### Instructions for the task
All of the listing below must be repeated word for word. Pictures are the only thing to omit.

Stored items from a collection
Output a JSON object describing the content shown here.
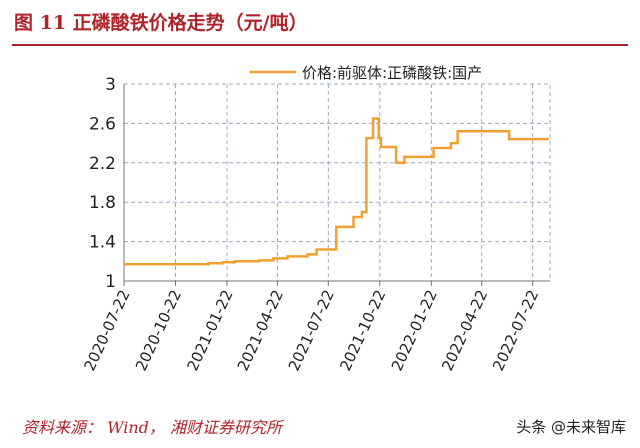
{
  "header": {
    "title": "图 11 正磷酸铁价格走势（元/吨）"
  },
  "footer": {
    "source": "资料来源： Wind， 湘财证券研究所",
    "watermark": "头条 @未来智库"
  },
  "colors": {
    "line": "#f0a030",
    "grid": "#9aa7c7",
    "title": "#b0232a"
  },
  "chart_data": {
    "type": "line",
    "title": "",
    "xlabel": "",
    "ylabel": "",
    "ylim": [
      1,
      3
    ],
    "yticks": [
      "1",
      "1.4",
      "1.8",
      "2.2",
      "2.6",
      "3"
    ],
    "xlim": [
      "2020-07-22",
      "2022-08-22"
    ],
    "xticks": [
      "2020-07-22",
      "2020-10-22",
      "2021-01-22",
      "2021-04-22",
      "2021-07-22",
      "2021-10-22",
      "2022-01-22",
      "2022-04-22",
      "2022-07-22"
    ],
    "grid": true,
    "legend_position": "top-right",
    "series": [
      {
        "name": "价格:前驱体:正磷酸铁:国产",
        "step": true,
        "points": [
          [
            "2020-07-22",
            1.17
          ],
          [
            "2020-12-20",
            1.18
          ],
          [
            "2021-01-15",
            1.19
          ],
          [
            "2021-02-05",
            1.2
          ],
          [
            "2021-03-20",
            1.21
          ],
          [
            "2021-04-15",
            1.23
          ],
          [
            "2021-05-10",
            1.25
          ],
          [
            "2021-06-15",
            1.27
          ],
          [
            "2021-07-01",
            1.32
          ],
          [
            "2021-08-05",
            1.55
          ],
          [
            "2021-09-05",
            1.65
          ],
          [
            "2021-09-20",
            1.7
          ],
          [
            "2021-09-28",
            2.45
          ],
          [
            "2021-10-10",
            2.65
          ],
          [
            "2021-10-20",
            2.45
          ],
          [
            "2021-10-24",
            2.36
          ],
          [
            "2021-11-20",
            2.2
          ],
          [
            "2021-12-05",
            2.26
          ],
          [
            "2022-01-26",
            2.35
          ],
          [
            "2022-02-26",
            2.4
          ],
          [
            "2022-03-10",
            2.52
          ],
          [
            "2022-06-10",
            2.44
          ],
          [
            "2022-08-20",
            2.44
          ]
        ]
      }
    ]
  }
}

### Exercise answer
Output a JSON object describing the content shown here.
{
  "header": {
    "title": "图 11 正磷酸铁价格走势（元/吨）"
  },
  "footer": {
    "source": "资料来源： Wind， 湘财证券研究所",
    "watermark": "头条 @未来智库"
  },
  "colors": {
    "line": "#f0a030",
    "grid": "#9aa7c7",
    "title": "#b0232a"
  },
  "chart_data": {
    "type": "line",
    "title": "",
    "xlabel": "",
    "ylabel": "",
    "ylim": [
      1,
      3
    ],
    "yticks": [
      "1",
      "1.4",
      "1.8",
      "2.2",
      "2.6",
      "3"
    ],
    "xlim": [
      "2020-07-22",
      "2022-08-22"
    ],
    "xticks": [
      "2020-07-22",
      "2020-10-22",
      "2021-01-22",
      "2021-04-22",
      "2021-07-22",
      "2021-10-22",
      "2022-01-22",
      "2022-04-22",
      "2022-07-22"
    ],
    "grid": true,
    "legend_position": "top-right",
    "series": [
      {
        "name": "价格:前驱体:正磷酸铁:国产",
        "step": true,
        "points": [
          [
            "2020-07-22",
            1.17
          ],
          [
            "2020-12-20",
            1.18
          ],
          [
            "2021-01-15",
            1.19
          ],
          [
            "2021-02-05",
            1.2
          ],
          [
            "2021-03-20",
            1.21
          ],
          [
            "2021-04-15",
            1.23
          ],
          [
            "2021-05-10",
            1.25
          ],
          [
            "2021-06-15",
            1.27
          ],
          [
            "2021-07-01",
            1.32
          ],
          [
            "2021-08-05",
            1.55
          ],
          [
            "2021-09-05",
            1.65
          ],
          [
            "2021-09-20",
            1.7
          ],
          [
            "2021-09-28",
            2.45
          ],
          [
            "2021-10-10",
            2.65
          ],
          [
            "2021-10-20",
            2.45
          ],
          [
            "2021-10-24",
            2.36
          ],
          [
            "2021-11-20",
            2.2
          ],
          [
            "2021-12-05",
            2.26
          ],
          [
            "2022-01-26",
            2.35
          ],
          [
            "2022-02-26",
            2.4
          ],
          [
            "2022-03-10",
            2.52
          ],
          [
            "2022-06-10",
            2.44
          ],
          [
            "2022-08-20",
            2.44
          ]
        ]
      }
    ]
  }
}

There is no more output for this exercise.